Your goal ▸ Take down each entry exactly as written.

Records about charts and figures ▸
## Begin

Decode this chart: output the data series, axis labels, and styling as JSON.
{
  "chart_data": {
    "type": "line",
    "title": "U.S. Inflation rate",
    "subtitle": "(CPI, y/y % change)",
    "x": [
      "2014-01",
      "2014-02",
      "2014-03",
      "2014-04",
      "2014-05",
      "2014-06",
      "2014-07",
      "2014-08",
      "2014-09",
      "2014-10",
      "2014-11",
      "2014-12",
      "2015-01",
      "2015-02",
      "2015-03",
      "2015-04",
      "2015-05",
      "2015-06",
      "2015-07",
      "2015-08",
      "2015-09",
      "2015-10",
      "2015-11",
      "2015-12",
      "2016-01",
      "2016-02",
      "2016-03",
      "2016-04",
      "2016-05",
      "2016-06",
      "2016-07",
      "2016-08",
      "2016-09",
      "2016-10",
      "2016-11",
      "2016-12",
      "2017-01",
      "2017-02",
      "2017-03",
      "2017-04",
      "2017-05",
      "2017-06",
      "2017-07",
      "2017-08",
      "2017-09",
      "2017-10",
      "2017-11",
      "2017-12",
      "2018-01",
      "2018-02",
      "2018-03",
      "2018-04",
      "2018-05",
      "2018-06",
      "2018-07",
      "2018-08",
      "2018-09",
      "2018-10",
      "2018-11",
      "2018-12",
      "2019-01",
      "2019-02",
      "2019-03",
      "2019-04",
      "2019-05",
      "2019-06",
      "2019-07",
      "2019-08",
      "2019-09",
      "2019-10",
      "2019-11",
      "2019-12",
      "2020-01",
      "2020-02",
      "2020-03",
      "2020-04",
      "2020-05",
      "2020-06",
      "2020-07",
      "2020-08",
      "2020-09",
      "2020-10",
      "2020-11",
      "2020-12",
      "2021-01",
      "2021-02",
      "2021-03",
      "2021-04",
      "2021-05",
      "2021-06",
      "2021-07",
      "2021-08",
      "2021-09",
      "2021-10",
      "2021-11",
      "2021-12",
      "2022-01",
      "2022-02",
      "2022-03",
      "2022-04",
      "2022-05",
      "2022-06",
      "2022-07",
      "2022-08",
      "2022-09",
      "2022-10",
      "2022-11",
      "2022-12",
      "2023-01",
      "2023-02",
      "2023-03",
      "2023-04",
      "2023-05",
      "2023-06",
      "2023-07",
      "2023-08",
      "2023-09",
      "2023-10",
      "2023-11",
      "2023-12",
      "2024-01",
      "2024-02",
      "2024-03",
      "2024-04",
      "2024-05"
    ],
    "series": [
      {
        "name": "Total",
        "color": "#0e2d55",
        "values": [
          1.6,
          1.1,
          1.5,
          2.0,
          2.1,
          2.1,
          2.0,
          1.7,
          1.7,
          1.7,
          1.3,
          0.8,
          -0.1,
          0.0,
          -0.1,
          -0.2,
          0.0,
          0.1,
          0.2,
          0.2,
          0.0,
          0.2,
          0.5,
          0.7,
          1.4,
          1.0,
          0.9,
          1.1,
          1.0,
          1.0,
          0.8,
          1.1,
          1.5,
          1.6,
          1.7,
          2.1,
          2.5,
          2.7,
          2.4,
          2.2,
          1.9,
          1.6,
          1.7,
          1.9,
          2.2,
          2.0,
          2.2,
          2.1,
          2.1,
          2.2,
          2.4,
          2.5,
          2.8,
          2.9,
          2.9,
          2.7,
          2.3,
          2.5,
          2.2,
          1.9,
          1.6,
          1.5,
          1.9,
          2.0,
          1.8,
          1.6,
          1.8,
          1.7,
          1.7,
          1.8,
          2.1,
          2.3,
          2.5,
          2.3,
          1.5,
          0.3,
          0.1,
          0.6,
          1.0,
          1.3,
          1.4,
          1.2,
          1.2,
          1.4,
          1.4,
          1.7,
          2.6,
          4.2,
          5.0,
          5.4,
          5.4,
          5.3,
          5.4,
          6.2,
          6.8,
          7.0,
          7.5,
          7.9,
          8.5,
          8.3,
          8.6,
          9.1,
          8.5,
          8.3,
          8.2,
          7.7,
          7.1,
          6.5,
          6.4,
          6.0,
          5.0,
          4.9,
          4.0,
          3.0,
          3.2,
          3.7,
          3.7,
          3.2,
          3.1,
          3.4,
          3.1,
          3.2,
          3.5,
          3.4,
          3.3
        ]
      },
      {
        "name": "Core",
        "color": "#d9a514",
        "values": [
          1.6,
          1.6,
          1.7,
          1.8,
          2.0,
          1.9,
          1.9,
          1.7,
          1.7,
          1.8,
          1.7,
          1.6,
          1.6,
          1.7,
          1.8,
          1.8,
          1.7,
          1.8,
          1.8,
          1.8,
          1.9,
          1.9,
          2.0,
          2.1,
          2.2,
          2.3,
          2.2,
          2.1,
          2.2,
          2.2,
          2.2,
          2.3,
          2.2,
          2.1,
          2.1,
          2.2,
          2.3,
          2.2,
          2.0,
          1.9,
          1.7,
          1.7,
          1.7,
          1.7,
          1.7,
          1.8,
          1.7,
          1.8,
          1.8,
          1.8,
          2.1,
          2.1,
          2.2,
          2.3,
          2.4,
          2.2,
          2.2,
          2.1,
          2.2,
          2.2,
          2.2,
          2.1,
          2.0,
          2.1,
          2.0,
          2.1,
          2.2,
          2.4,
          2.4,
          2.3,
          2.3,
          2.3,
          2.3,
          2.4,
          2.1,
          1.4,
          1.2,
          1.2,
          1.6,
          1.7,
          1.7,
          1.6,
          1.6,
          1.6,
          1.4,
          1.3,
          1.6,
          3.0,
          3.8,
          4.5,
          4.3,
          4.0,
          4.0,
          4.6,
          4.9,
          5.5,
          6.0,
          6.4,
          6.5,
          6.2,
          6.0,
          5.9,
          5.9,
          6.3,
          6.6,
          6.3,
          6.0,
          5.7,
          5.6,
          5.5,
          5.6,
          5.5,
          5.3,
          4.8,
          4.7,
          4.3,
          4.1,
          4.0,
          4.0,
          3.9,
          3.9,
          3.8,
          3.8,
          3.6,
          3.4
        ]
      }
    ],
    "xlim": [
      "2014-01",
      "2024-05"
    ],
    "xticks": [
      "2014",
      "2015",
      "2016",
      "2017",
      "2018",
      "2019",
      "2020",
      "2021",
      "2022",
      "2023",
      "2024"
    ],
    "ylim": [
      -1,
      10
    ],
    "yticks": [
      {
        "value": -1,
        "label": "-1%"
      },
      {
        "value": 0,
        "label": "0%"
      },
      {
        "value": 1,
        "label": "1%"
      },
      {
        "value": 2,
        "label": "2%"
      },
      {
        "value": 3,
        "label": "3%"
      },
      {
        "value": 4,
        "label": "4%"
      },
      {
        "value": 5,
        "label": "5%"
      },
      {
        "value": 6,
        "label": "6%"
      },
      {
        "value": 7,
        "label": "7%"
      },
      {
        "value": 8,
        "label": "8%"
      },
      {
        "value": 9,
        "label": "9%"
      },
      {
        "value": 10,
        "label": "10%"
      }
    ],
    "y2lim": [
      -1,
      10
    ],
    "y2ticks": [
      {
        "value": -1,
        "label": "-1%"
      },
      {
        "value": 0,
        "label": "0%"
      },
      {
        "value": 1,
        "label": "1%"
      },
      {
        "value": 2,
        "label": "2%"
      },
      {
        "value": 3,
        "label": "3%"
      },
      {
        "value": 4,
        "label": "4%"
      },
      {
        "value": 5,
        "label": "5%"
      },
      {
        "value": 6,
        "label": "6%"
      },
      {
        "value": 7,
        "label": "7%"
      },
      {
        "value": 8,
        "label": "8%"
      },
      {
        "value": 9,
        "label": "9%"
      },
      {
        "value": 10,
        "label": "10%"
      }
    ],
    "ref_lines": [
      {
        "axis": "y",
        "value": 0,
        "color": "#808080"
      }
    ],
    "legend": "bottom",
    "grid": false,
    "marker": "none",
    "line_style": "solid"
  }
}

## End

Written answer ▸
Decode this chart: output the data series, axis labels, and styling as JSON.
{
  "chart_data": {
    "type": "line",
    "title": "U.S. Inflation rate",
    "subtitle": "(CPI, y/y % change)",
    "x": [
      "2014-01",
      "2014-02",
      "2014-03",
      "2014-04",
      "2014-05",
      "2014-06",
      "2014-07",
      "2014-08",
      "2014-09",
      "2014-10",
      "2014-11",
      "2014-12",
      "2015-01",
      "2015-02",
      "2015-03",
      "2015-04",
      "2015-05",
      "2015-06",
      "2015-07",
      "2015-08",
      "2015-09",
      "2015-10",
      "2015-11",
      "2015-12",
      "2016-01",
      "2016-02",
      "2016-03",
      "2016-04",
      "2016-05",
      "2016-06",
      "2016-07",
      "2016-08",
      "2016-09",
      "2016-10",
      "2016-11",
      "2016-12",
      "2017-01",
      "2017-02",
      "2017-03",
      "2017-04",
      "2017-05",
      "2017-06",
      "2017-07",
      "2017-08",
      "2017-09",
      "2017-10",
      "2017-11",
      "2017-12",
      "2018-01",
      "2018-02",
      "2018-03",
      "2018-04",
      "2018-05",
      "2018-06",
      "2018-07",
      "2018-08",
      "2018-09",
      "2018-10",
      "2018-11",
      "2018-12",
      "2019-01",
      "2019-02",
      "2019-03",
      "2019-04",
      "2019-05",
      "2019-06",
      "2019-07",
      "2019-08",
      "2019-09",
      "2019-10",
      "2019-11",
      "2019-12",
      "2020-01",
      "2020-02",
      "2020-03",
      "2020-04",
      "2020-05",
      "2020-06",
      "2020-07",
      "2020-08",
      "2020-09",
      "2020-10",
      "2020-11",
      "2020-12",
      "2021-01",
      "2021-02",
      "2021-03",
      "2021-04",
      "2021-05",
      "2021-06",
      "2021-07",
      "2021-08",
      "2021-09",
      "2021-10",
      "2021-11",
      "2021-12",
      "2022-01",
      "2022-02",
      "2022-03",
      "2022-04",
      "2022-05",
      "2022-06",
      "2022-07",
      "2022-08",
      "2022-09",
      "2022-10",
      "2022-11",
      "2022-12",
      "2023-01",
      "2023-02",
      "2023-03",
      "2023-04",
      "2023-05",
      "2023-06",
      "2023-07",
      "2023-08",
      "2023-09",
      "2023-10",
      "2023-11",
      "2023-12",
      "2024-01",
      "2024-02",
      "2024-03",
      "2024-04",
      "2024-05"
    ],
    "series": [
      {
        "name": "Total",
        "color": "#0e2d55",
        "values": [
          1.6,
          1.1,
          1.5,
          2.0,
          2.1,
          2.1,
          2.0,
          1.7,
          1.7,
          1.7,
          1.3,
          0.8,
          -0.1,
          0.0,
          -0.1,
          -0.2,
          0.0,
          0.1,
          0.2,
          0.2,
          0.0,
          0.2,
          0.5,
          0.7,
          1.4,
          1.0,
          0.9,
          1.1,
          1.0,
          1.0,
          0.8,
          1.1,
          1.5,
          1.6,
          1.7,
          2.1,
          2.5,
          2.7,
          2.4,
          2.2,
          1.9,
          1.6,
          1.7,
          1.9,
          2.2,
          2.0,
          2.2,
          2.1,
          2.1,
          2.2,
          2.4,
          2.5,
          2.8,
          2.9,
          2.9,
          2.7,
          2.3,
          2.5,
          2.2,
          1.9,
          1.6,
          1.5,
          1.9,
          2.0,
          1.8,
          1.6,
          1.8,
          1.7,
          1.7,
          1.8,
          2.1,
          2.3,
          2.5,
          2.3,
          1.5,
          0.3,
          0.1,
          0.6,
          1.0,
          1.3,
          1.4,
          1.2,
          1.2,
          1.4,
          1.4,
          1.7,
          2.6,
          4.2,
          5.0,
          5.4,
          5.4,
          5.3,
          5.4,
          6.2,
          6.8,
          7.0,
          7.5,
          7.9,
          8.5,
          8.3,
          8.6,
          9.1,
          8.5,
          8.3,
          8.2,
          7.7,
          7.1,
          6.5,
          6.4,
          6.0,
          5.0,
          4.9,
          4.0,
          3.0,
          3.2,
          3.7,
          3.7,
          3.2,
          3.1,
          3.4,
          3.1,
          3.2,
          3.5,
          3.4,
          3.3
        ]
      },
      {
        "name": "Core",
        "color": "#d9a514",
        "values": [
          1.6,
          1.6,
          1.7,
          1.8,
          2.0,
          1.9,
          1.9,
          1.7,
          1.7,
          1.8,
          1.7,
          1.6,
          1.6,
          1.7,
          1.8,
          1.8,
          1.7,
          1.8,
          1.8,
          1.8,
          1.9,
          1.9,
          2.0,
          2.1,
          2.2,
          2.3,
          2.2,
          2.1,
          2.2,
          2.2,
          2.2,
          2.3,
          2.2,
          2.1,
          2.1,
          2.2,
          2.3,
          2.2,
          2.0,
          1.9,
          1.7,
          1.7,
          1.7,
          1.7,
          1.7,
          1.8,
          1.7,
          1.8,
          1.8,
          1.8,
          2.1,
          2.1,
          2.2,
          2.3,
          2.4,
          2.2,
          2.2,
          2.1,
          2.2,
          2.2,
          2.2,
          2.1,
          2.0,
          2.1,
          2.0,
          2.1,
          2.2,
          2.4,
          2.4,
          2.3,
          2.3,
          2.3,
          2.3,
          2.4,
          2.1,
          1.4,
          1.2,
          1.2,
          1.6,
          1.7,
          1.7,
          1.6,
          1.6,
          1.6,
          1.4,
          1.3,
          1.6,
          3.0,
          3.8,
          4.5,
          4.3,
          4.0,
          4.0,
          4.6,
          4.9,
          5.5,
          6.0,
          6.4,
          6.5,
          6.2,
          6.0,
          5.9,
          5.9,
          6.3,
          6.6,
          6.3,
          6.0,
          5.7,
          5.6,
          5.5,
          5.6,
          5.5,
          5.3,
          4.8,
          4.7,
          4.3,
          4.1,
          4.0,
          4.0,
          3.9,
          3.9,
          3.8,
          3.8,
          3.6,
          3.4
        ]
      }
    ],
    "xlim": [
      "2014-01",
      "2024-05"
    ],
    "xticks": [
      "2014",
      "2015",
      "2016",
      "2017",
      "2018",
      "2019",
      "2020",
      "2021",
      "2022",
      "2023",
      "2024"
    ],
    "ylim": [
      -1,
      10
    ],
    "yticks": [
      {
        "value": -1,
        "label": "-1%"
      },
      {
        "value": 0,
        "label": "0%"
      },
      {
        "value": 1,
        "label": "1%"
      },
      {
        "value": 2,
        "label": "2%"
      },
      {
        "value": 3,
        "label": "3%"
      },
      {
        "value": 4,
        "label": "4%"
      },
      {
        "value": 5,
        "label": "5%"
      },
      {
        "value": 6,
        "label": "6%"
      },
      {
        "value": 7,
        "label": "7%"
      },
      {
        "value": 8,
        "label": "8%"
      },
      {
        "value": 9,
        "label": "9%"
      },
      {
        "value": 10,
        "label": "10%"
      }
    ],
    "y2lim": [
      -1,
      10
    ],
    "y2ticks": [
      {
        "value": -1,
        "label": "-1%"
      },
      {
        "value": 0,
        "label": "0%"
      },
      {
        "value": 1,
        "label": "1%"
      },
      {
        "value": 2,
        "label": "2%"
      },
      {
        "value": 3,
        "label": "3%"
      },
      {
        "value": 4,
        "label": "4%"
      },
      {
        "value": 5,
        "label": "5%"
      },
      {
        "value": 6,
        "label": "6%"
      },
      {
        "value": 7,
        "label": "7%"
      },
      {
        "value": 8,
        "label": "8%"
      },
      {
        "value": 9,
        "label": "9%"
      },
      {
        "value": 10,
        "label": "10%"
      }
    ],
    "ref_lines": [
      {
        "axis": "y",
        "value": 0,
        "color": "#808080"
      }
    ],
    "legend": "bottom",
    "grid": false,
    "marker": "none",
    "line_style": "solid"
  }
}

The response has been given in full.